[Figure dataset records]
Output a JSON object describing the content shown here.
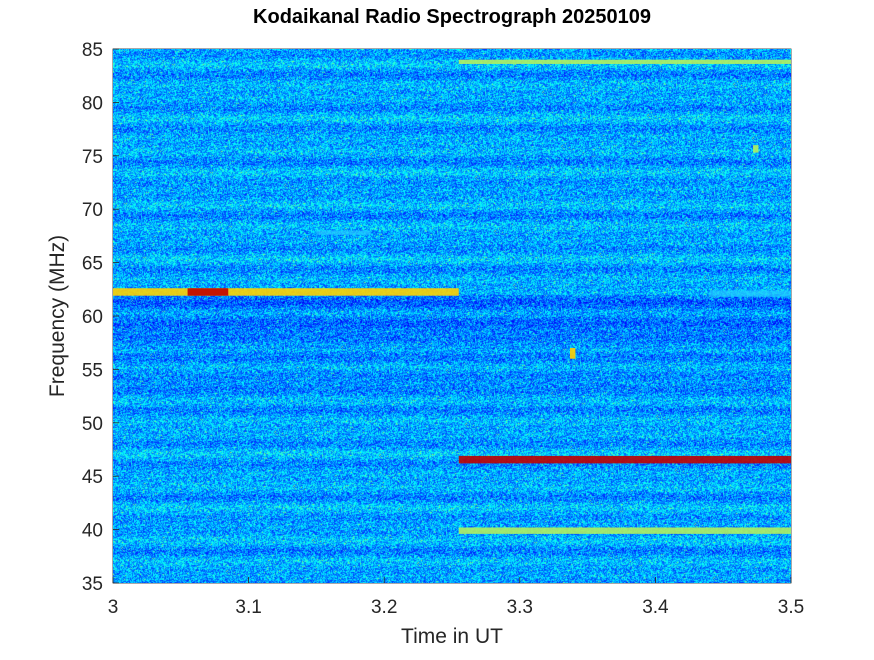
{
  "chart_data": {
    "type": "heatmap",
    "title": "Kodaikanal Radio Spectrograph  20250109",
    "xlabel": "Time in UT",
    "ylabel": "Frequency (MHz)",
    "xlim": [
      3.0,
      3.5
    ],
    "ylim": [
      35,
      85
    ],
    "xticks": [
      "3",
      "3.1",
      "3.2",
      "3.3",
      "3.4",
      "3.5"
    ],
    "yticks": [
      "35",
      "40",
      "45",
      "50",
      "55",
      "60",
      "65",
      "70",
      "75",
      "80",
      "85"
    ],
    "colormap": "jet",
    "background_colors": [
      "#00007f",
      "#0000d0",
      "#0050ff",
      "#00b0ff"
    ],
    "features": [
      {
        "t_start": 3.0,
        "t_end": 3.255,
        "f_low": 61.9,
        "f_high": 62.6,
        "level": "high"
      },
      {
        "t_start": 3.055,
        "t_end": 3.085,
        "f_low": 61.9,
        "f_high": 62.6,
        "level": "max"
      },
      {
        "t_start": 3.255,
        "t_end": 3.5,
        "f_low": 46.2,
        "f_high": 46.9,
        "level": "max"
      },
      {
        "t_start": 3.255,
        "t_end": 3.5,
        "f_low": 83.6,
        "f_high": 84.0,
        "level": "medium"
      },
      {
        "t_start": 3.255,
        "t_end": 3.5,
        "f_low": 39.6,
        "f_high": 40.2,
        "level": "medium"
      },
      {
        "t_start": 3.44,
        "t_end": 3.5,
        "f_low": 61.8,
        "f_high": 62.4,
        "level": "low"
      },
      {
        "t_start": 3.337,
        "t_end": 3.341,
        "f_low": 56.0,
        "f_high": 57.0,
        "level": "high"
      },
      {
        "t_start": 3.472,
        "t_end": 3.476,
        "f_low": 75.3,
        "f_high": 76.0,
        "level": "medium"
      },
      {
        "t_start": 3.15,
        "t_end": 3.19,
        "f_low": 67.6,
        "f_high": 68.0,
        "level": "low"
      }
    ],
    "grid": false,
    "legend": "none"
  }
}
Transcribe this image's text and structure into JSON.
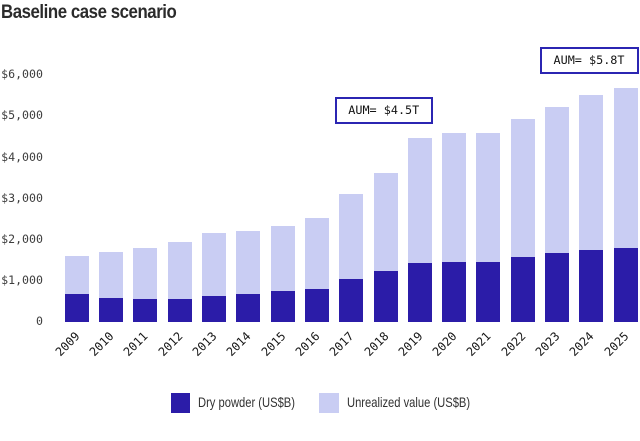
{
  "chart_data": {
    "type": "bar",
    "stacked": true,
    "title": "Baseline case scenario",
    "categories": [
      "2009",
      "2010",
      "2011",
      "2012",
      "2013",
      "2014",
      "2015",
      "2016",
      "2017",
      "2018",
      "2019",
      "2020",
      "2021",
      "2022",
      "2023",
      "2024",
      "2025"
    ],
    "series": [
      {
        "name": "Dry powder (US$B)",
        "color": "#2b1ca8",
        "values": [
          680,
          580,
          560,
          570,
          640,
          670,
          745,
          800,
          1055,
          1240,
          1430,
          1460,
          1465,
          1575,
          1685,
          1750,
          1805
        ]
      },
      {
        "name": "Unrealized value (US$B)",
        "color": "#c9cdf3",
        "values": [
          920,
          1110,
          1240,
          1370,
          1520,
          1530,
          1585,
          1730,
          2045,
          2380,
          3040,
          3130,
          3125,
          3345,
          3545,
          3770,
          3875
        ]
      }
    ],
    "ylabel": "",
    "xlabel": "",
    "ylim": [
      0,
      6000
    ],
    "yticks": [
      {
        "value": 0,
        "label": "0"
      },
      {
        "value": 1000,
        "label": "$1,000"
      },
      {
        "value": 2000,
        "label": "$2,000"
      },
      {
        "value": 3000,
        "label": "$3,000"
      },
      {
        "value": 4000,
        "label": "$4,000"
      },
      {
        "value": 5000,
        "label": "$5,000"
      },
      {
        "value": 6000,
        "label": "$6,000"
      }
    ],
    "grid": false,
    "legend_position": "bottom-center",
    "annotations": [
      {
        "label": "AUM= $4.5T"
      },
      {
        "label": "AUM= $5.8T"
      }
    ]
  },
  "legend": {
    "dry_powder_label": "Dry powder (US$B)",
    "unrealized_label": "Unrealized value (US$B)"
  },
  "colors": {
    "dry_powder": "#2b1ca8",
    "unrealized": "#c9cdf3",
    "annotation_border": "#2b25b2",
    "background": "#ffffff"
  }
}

## WHAT IS REQUIRED
Drop the images and repeat the data exactly.

## EXERCISE OUTPUT
Output a JSON object describing the content shown here.
{
  "chart_data": {
    "type": "heatmap",
    "title": "Kodaikanal Radio Spectrograph  20250109",
    "xlabel": "Time in UT",
    "ylabel": "Frequency (MHz)",
    "xlim": [
      3.0,
      3.5
    ],
    "ylim": [
      35,
      85
    ],
    "xticks": [
      "3",
      "3.1",
      "3.2",
      "3.3",
      "3.4",
      "3.5"
    ],
    "yticks": [
      "35",
      "40",
      "45",
      "50",
      "55",
      "60",
      "65",
      "70",
      "75",
      "80",
      "85"
    ],
    "colormap": "jet",
    "background_colors": [
      "#00007f",
      "#0000d0",
      "#0050ff",
      "#00b0ff"
    ],
    "features": [
      {
        "t_start": 3.0,
        "t_end": 3.255,
        "f_low": 61.9,
        "f_high": 62.6,
        "level": "high"
      },
      {
        "t_start": 3.055,
        "t_end": 3.085,
        "f_low": 61.9,
        "f_high": 62.6,
        "level": "max"
      },
      {
        "t_start": 3.255,
        "t_end": 3.5,
        "f_low": 46.2,
        "f_high": 46.9,
        "level": "max"
      },
      {
        "t_start": 3.255,
        "t_end": 3.5,
        "f_low": 83.6,
        "f_high": 84.0,
        "level": "medium"
      },
      {
        "t_start": 3.255,
        "t_end": 3.5,
        "f_low": 39.6,
        "f_high": 40.2,
        "level": "medium"
      },
      {
        "t_start": 3.44,
        "t_end": 3.5,
        "f_low": 61.8,
        "f_high": 62.4,
        "level": "low"
      },
      {
        "t_start": 3.337,
        "t_end": 3.341,
        "f_low": 56.0,
        "f_high": 57.0,
        "level": "high"
      },
      {
        "t_start": 3.472,
        "t_end": 3.476,
        "f_low": 75.3,
        "f_high": 76.0,
        "level": "medium"
      },
      {
        "t_start": 3.15,
        "t_end": 3.19,
        "f_low": 67.6,
        "f_high": 68.0,
        "level": "low"
      }
    ],
    "grid": false,
    "legend": "none"
  }
}
Transcribe this image's text and structure into JSON.
{
  "chart_data": {
    "type": "bar",
    "stacked": true,
    "title": "Baseline case scenario",
    "categories": [
      "2009",
      "2010",
      "2011",
      "2012",
      "2013",
      "2014",
      "2015",
      "2016",
      "2017",
      "2018",
      "2019",
      "2020",
      "2021",
      "2022",
      "2023",
      "2024",
      "2025"
    ],
    "series": [
      {
        "name": "Dry powder (US$B)",
        "color": "#2b1ca8",
        "values": [
          680,
          580,
          560,
          570,
          640,
          670,
          745,
          800,
          1055,
          1240,
          1430,
          1460,
          1465,
          1575,
          1685,
          1750,
          1805
        ]
      },
      {
        "name": "Unrealized value (US$B)",
        "color": "#c9cdf3",
        "values": [
          920,
          1110,
          1240,
          1370,
          1520,
          1530,
          1585,
          1730,
          2045,
          2380,
          3040,
          3130,
          3125,
          3345,
          3545,
          3770,
          3875
        ]
      }
    ],
    "ylabel": "",
    "xlabel": "",
    "ylim": [
      0,
      6000
    ],
    "yticks": [
      {
        "value": 0,
        "label": "0"
      },
      {
        "value": 1000,
        "label": "$1,000"
      },
      {
        "value": 2000,
        "label": "$2,000"
      },
      {
        "value": 3000,
        "label": "$3,000"
      },
      {
        "value": 4000,
        "label": "$4,000"
      },
      {
        "value": 5000,
        "label": "$5,000"
      },
      {
        "value": 6000,
        "label": "$6,000"
      }
    ],
    "grid": false,
    "legend_position": "bottom-center",
    "annotations": [
      {
        "label": "AUM= $4.5T"
      },
      {
        "label": "AUM= $5.8T"
      }
    ]
  },
  "legend": {
    "dry_powder_label": "Dry powder (US$B)",
    "unrealized_label": "Unrealized value (US$B)"
  },
  "colors": {
    "dry_powder": "#2b1ca8",
    "unrealized": "#c9cdf3",
    "annotation_border": "#2b25b2",
    "background": "#ffffff"
  }
}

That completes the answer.